* Figure record listings
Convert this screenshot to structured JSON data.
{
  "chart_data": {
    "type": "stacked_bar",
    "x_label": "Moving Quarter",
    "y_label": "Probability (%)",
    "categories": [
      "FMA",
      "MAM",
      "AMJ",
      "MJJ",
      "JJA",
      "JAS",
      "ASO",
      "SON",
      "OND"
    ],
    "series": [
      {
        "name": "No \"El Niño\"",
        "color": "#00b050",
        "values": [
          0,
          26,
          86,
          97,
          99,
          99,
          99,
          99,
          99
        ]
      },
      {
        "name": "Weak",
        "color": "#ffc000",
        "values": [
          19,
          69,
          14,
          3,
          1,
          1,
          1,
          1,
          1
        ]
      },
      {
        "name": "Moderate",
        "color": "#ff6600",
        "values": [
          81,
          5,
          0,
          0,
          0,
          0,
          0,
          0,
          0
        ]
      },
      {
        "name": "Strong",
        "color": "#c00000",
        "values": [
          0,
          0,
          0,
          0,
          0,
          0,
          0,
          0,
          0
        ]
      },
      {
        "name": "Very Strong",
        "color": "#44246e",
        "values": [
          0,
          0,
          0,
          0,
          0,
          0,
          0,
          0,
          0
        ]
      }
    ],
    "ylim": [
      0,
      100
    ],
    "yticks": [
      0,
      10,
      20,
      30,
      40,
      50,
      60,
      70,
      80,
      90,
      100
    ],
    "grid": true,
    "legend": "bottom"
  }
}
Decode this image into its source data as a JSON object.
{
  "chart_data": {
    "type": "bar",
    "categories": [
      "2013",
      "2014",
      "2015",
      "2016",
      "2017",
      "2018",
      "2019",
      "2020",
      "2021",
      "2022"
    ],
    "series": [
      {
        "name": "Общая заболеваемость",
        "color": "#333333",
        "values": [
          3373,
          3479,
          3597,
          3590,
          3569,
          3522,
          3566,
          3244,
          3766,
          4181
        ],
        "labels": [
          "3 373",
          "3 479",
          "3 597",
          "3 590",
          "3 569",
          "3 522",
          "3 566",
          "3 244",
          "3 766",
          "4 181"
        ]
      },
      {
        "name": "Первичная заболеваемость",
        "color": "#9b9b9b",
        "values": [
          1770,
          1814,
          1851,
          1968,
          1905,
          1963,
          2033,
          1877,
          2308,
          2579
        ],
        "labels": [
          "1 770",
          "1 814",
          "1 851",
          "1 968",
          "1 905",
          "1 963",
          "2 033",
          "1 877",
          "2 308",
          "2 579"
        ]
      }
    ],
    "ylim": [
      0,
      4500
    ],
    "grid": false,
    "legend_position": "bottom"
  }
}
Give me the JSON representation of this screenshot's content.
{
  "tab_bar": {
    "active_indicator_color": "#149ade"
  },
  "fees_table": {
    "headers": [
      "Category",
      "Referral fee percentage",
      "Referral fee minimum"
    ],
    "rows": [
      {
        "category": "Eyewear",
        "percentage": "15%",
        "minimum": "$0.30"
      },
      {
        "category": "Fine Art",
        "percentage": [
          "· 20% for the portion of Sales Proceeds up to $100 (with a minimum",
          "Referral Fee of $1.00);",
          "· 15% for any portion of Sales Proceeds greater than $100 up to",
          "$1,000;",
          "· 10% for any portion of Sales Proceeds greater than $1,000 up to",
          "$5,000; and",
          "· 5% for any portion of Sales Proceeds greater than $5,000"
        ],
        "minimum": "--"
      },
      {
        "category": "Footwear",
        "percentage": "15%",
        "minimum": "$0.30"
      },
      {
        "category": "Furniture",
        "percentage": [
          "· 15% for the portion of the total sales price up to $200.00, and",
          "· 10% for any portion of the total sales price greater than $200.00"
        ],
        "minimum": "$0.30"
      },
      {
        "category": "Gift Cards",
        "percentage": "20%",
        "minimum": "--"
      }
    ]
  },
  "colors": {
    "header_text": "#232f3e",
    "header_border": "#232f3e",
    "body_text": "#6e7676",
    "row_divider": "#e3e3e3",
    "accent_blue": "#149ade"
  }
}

* EXERCISE
Your task is to output the full set of records exactly as presented.

* FULL RESPONSE
Convert this screenshot to structured JSON data.
{
  "chart_data": {
    "type": "stacked_bar",
    "x_label": "Moving Quarter",
    "y_label": "Probability (%)",
    "categories": [
      "FMA",
      "MAM",
      "AMJ",
      "MJJ",
      "JJA",
      "JAS",
      "ASO",
      "SON",
      "OND"
    ],
    "series": [
      {
        "name": "No \"El Niño\"",
        "color": "#00b050",
        "values": [
          0,
          26,
          86,
          97,
          99,
          99,
          99,
          99,
          99
        ]
      },
      {
        "name": "Weak",
        "color": "#ffc000",
        "values": [
          19,
          69,
          14,
          3,
          1,
          1,
          1,
          1,
          1
        ]
      },
      {
        "name": "Moderate",
        "color": "#ff6600",
        "values": [
          81,
          5,
          0,
          0,
          0,
          0,
          0,
          0,
          0
        ]
      },
      {
        "name": "Strong",
        "color": "#c00000",
        "values": [
          0,
          0,
          0,
          0,
          0,
          0,
          0,
          0,
          0
        ]
      },
      {
        "name": "Very Strong",
        "color": "#44246e",
        "values": [
          0,
          0,
          0,
          0,
          0,
          0,
          0,
          0,
          0
        ]
      }
    ],
    "ylim": [
      0,
      100
    ],
    "yticks": [
      0,
      10,
      20,
      30,
      40,
      50,
      60,
      70,
      80,
      90,
      100
    ],
    "grid": true,
    "legend": "bottom"
  }
}
Decode this image into its source data as a JSON object.
{
  "chart_data": {
    "type": "bar",
    "categories": [
      "2013",
      "2014",
      "2015",
      "2016",
      "2017",
      "2018",
      "2019",
      "2020",
      "2021",
      "2022"
    ],
    "series": [
      {
        "name": "Общая заболеваемость",
        "color": "#333333",
        "values": [
          3373,
          3479,
          3597,
          3590,
          3569,
          3522,
          3566,
          3244,
          3766,
          4181
        ],
        "labels": [
          "3 373",
          "3 479",
          "3 597",
          "3 590",
          "3 569",
          "3 522",
          "3 566",
          "3 244",
          "3 766",
          "4 181"
        ]
      },
      {
        "name": "Первичная заболеваемость",
        "color": "#9b9b9b",
        "values": [
          1770,
          1814,
          1851,
          1968,
          1905,
          1963,
          2033,
          1877,
          2308,
          2579
        ],
        "labels": [
          "1 770",
          "1 814",
          "1 851",
          "1 968",
          "1 905",
          "1 963",
          "2 033",
          "1 877",
          "2 308",
          "2 579"
        ]
      }
    ],
    "ylim": [
      0,
      4500
    ],
    "grid": false,
    "legend_position": "bottom"
  }
}
Give me the JSON representation of this screenshot's content.
{
  "tab_bar": {
    "active_indicator_color": "#149ade"
  },
  "fees_table": {
    "headers": [
      "Category",
      "Referral fee percentage",
      "Referral fee minimum"
    ],
    "rows": [
      {
        "category": "Eyewear",
        "percentage": "15%",
        "minimum": "$0.30"
      },
      {
        "category": "Fine Art",
        "percentage": [
          "· 20% for the portion of Sales Proceeds up to $100 (with a minimum",
          "Referral Fee of $1.00);",
          "· 15% for any portion of Sales Proceeds greater than $100 up to",
          "$1,000;",
          "· 10% for any portion of Sales Proceeds greater than $1,000 up to",
          "$5,000; and",
          "· 5% for any portion of Sales Proceeds greater than $5,000"
        ],
        "minimum": "--"
      },
      {
        "category": "Footwear",
        "percentage": "15%",
        "minimum": "$0.30"
      },
      {
        "category": "Furniture",
        "percentage": [
          "· 15% for the portion of the total sales price up to $200.00, and",
          "· 10% for any portion of the total sales price greater than $200.00"
        ],
        "minimum": "$0.30"
      },
      {
        "category": "Gift Cards",
        "percentage": "20%",
        "minimum": "--"
      }
    ]
  },
  "colors": {
    "header_text": "#232f3e",
    "header_border": "#232f3e",
    "body_text": "#6e7676",
    "row_divider": "#e3e3e3",
    "accent_blue": "#149ade"
  }
}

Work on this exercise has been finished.